=== EXCERPTED RECORDS ===
## START
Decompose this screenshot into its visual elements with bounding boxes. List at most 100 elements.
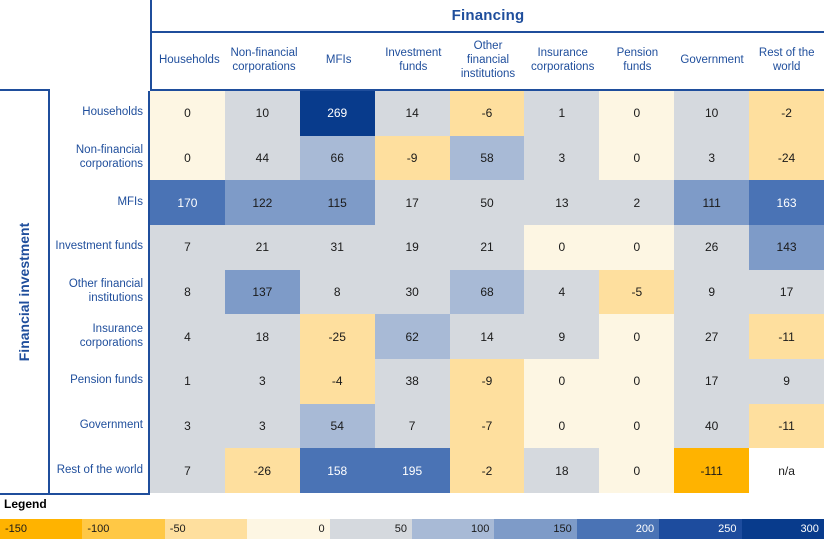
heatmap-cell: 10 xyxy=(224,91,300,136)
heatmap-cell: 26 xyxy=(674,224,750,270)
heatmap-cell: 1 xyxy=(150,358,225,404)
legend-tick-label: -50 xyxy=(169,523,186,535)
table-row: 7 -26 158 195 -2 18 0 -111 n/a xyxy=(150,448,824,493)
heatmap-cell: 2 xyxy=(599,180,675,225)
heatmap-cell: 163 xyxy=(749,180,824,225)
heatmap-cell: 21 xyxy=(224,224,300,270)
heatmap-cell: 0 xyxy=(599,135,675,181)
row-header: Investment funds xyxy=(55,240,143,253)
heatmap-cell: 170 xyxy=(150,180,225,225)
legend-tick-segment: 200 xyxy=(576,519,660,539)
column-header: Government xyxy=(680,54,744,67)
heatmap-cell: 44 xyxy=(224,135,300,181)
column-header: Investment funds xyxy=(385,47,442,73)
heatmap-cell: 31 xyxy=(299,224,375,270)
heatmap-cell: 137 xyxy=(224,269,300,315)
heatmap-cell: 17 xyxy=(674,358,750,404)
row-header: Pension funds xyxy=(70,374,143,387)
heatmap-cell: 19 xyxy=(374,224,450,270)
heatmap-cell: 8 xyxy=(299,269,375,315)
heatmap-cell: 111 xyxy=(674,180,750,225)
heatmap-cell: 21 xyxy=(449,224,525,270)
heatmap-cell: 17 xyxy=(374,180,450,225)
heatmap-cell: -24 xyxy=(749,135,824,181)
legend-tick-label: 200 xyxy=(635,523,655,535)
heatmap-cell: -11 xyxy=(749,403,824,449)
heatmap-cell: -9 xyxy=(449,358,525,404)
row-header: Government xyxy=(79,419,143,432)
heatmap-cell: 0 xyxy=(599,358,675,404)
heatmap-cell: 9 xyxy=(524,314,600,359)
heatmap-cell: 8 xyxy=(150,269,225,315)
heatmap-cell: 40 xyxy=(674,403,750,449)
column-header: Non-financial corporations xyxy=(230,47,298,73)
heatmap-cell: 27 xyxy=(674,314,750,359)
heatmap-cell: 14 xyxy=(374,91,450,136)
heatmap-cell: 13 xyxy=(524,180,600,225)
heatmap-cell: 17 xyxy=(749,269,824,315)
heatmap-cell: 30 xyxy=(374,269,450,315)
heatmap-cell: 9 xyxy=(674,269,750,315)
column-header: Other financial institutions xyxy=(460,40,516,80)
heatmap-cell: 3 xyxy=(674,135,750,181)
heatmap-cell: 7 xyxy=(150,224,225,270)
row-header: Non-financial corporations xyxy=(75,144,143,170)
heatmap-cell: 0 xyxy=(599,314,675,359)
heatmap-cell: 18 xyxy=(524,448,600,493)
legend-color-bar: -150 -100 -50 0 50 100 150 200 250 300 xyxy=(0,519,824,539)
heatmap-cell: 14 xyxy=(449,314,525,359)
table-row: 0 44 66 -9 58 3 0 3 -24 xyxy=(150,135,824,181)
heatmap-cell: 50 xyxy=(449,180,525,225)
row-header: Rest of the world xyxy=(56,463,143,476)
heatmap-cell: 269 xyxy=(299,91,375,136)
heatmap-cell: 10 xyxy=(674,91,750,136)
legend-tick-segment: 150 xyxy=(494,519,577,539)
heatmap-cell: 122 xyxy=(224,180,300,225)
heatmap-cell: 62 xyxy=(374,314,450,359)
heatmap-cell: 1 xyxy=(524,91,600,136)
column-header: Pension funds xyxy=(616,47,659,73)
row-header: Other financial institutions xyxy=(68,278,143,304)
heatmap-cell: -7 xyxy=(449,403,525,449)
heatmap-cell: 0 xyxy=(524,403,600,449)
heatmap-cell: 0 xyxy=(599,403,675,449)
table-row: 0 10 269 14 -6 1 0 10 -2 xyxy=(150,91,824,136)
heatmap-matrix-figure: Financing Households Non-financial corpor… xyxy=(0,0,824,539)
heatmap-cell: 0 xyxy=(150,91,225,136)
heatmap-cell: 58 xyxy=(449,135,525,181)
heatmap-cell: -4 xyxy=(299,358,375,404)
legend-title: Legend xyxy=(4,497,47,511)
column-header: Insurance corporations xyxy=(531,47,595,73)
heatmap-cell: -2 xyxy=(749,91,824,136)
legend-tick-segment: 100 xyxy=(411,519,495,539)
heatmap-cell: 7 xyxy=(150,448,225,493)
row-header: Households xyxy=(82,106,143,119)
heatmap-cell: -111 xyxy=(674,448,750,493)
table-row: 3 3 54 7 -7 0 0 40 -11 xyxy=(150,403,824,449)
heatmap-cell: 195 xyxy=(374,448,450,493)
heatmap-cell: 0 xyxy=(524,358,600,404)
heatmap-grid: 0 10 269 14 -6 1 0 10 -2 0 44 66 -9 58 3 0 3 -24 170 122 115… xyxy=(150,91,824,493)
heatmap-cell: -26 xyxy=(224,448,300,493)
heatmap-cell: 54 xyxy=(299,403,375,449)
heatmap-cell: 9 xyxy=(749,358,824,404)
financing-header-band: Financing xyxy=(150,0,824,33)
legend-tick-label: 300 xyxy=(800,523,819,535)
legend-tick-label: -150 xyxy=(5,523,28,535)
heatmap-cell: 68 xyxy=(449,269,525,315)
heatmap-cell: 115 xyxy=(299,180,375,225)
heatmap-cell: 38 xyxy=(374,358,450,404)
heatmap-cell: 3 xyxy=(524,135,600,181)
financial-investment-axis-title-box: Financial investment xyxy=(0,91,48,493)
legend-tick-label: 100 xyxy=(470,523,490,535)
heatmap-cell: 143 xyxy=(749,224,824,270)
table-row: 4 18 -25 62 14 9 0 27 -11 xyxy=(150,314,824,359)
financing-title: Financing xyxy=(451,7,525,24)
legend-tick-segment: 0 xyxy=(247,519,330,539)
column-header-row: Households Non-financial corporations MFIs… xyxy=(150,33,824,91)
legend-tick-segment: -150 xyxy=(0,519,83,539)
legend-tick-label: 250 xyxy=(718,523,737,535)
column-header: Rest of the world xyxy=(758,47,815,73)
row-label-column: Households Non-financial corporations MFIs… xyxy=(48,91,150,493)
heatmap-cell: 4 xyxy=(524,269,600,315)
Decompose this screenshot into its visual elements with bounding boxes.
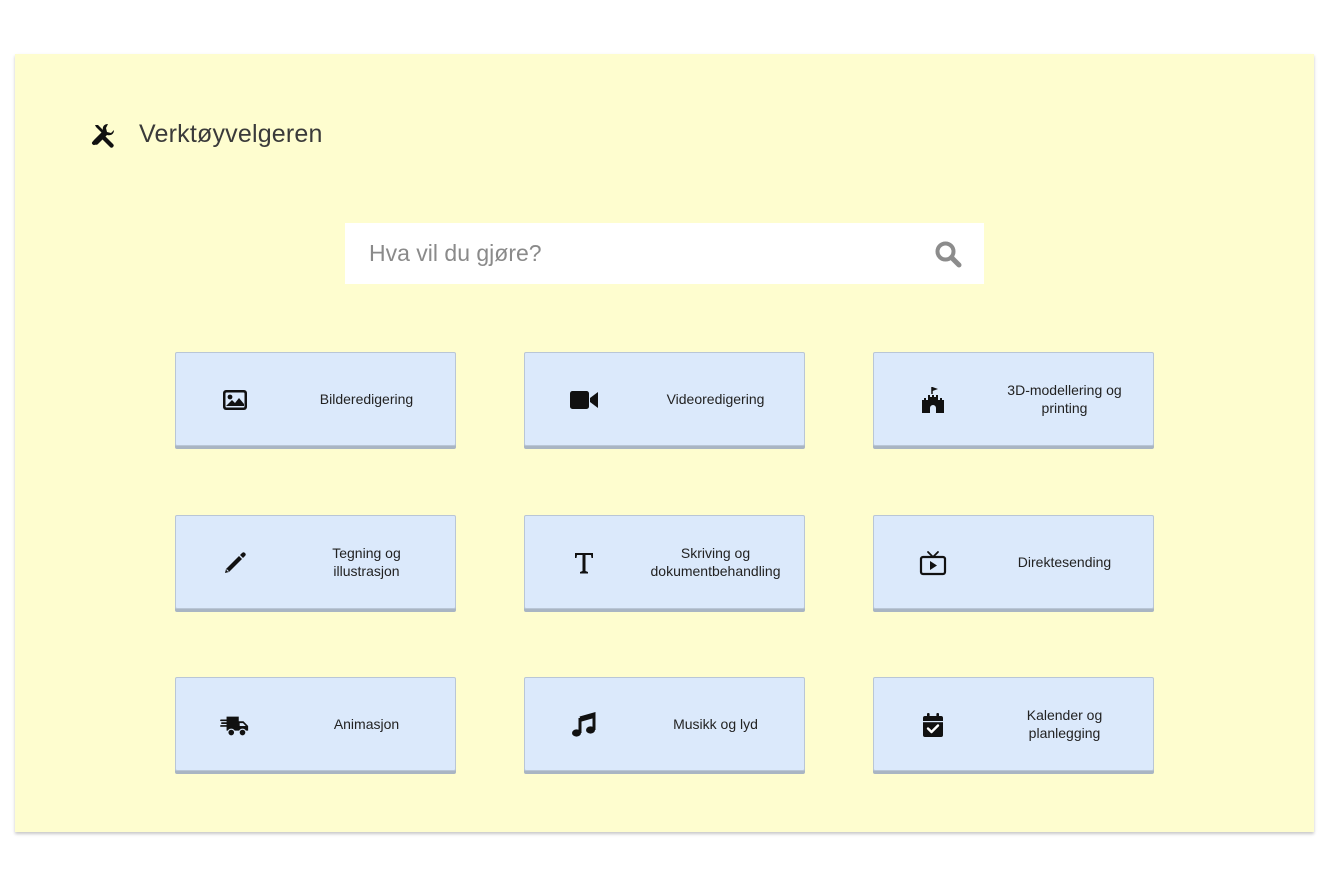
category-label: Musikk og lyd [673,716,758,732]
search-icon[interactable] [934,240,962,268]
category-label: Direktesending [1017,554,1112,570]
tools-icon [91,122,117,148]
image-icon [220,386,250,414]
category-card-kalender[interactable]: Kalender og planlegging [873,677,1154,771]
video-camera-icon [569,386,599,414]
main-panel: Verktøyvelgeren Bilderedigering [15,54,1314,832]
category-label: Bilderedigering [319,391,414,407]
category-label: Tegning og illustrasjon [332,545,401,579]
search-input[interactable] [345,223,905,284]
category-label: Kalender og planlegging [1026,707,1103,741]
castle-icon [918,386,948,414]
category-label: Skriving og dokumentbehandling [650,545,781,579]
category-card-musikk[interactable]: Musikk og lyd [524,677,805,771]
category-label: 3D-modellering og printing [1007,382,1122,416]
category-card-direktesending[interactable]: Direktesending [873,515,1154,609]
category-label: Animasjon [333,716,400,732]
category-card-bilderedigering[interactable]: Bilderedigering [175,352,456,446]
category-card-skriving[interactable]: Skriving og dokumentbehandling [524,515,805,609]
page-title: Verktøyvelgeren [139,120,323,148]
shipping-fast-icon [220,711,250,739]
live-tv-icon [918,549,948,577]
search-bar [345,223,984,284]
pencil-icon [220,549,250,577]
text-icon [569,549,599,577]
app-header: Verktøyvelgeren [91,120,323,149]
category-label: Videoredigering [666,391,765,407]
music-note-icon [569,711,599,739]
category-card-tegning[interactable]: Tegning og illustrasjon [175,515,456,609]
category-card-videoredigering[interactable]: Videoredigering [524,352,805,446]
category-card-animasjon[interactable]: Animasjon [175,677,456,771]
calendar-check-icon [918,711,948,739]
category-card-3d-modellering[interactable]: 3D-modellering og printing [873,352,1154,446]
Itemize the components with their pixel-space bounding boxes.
## END
## START
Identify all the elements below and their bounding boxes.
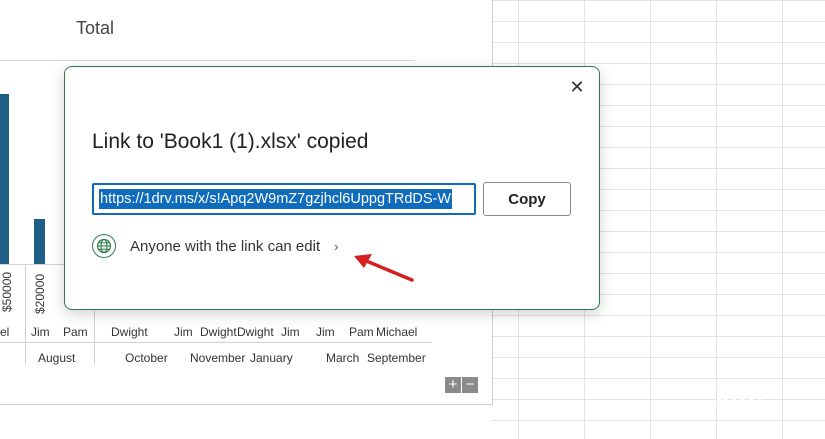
## END
Rewrite the entries starting with the line containing "most 100 elements." and going on through the line containing "heatmap-cell: 50 xyxy=(449,180,525,225)", changing "Investment funds" to "Investment trusts" and leaving everything else as it is. Leave the pictures out of your answer.

=== WRITTEN ANSWER ===
Decompose this screenshot into its visual elements with bounding boxes. List at most 100 elements.
heatmap-cell: 10 xyxy=(224,91,300,136)
heatmap-cell: 26 xyxy=(674,224,750,270)
heatmap-cell: 1 xyxy=(150,358,225,404)
legend-tick-label: -50 xyxy=(169,523,186,535)
table-row: 7 -26 158 195 -2 18 0 -111 n/a xyxy=(150,448,824,493)
heatmap-cell: 2 xyxy=(599,180,675,225)
heatmap-cell: 163 xyxy=(749,180,824,225)
heatmap-cell: 21 xyxy=(224,224,300,270)
heatmap-cell: 0 xyxy=(599,135,675,181)
row-header: Investment trusts xyxy=(55,240,143,253)
heatmap-cell: 170 xyxy=(150,180,225,225)
legend-tick-segment: 200 xyxy=(576,519,660,539)
column-header: Government xyxy=(680,54,744,67)
heatmap-cell: 44 xyxy=(224,135,300,181)
column-header: Investment trusts xyxy=(385,47,442,73)
heatmap-cell: 31 xyxy=(299,224,375,270)
heatmap-cell: 137 xyxy=(224,269,300,315)
heatmap-cell: 17 xyxy=(674,358,750,404)
row-header: Pension funds xyxy=(70,374,143,387)
heatmap-cell: 19 xyxy=(374,224,450,270)
heatmap-cell: 8 xyxy=(299,269,375,315)
heatmap-cell: 111 xyxy=(674,180,750,225)
heatmap-cell: 21 xyxy=(449,224,525,270)
heatmap-cell: 17 xyxy=(374,180,450,225)
heatmap-cell: -24 xyxy=(749,135,824,181)
legend-tick-label: 200 xyxy=(635,523,655,535)
heatmap-cell: -11 xyxy=(749,403,824,449)
heatmap-cell: -9 xyxy=(449,358,525,404)
row-header: Government xyxy=(79,419,143,432)
heatmap-cell: 0 xyxy=(599,358,675,404)
heatmap-cell: 9 xyxy=(524,314,600,359)
heatmap-cell: 8 xyxy=(150,269,225,315)
heatmap-cell: 40 xyxy=(674,403,750,449)
column-header: Non-financial corporations xyxy=(230,47,298,73)
heatmap-cell: 27 xyxy=(674,314,750,359)
heatmap-cell: 14 xyxy=(374,91,450,136)
heatmap-cell: 13 xyxy=(524,180,600,225)
heatmap-cell: 17 xyxy=(749,269,824,315)
heatmap-cell: 30 xyxy=(374,269,450,315)
heatmap-cell: 9 xyxy=(674,269,750,315)
column-header: Other financial institutions xyxy=(460,40,516,80)
heatmap-cell: 3 xyxy=(674,135,750,181)
heatmap-cell: 7 xyxy=(150,224,225,270)
row-header: Non-financial corporations xyxy=(75,144,143,170)
heatmap-cell: 0 xyxy=(599,314,675,359)
heatmap-cell: 18 xyxy=(524,448,600,493)
legend-color-bar: -150 -100 -50 0 50 100 150 200 250 300 xyxy=(0,519,824,539)
heatmap-cell: 14 xyxy=(449,314,525,359)
table-row: 0 44 66 -9 58 3 0 3 -24 xyxy=(150,135,824,181)
heatmap-cell: 50 xyxy=(449,180,525,225)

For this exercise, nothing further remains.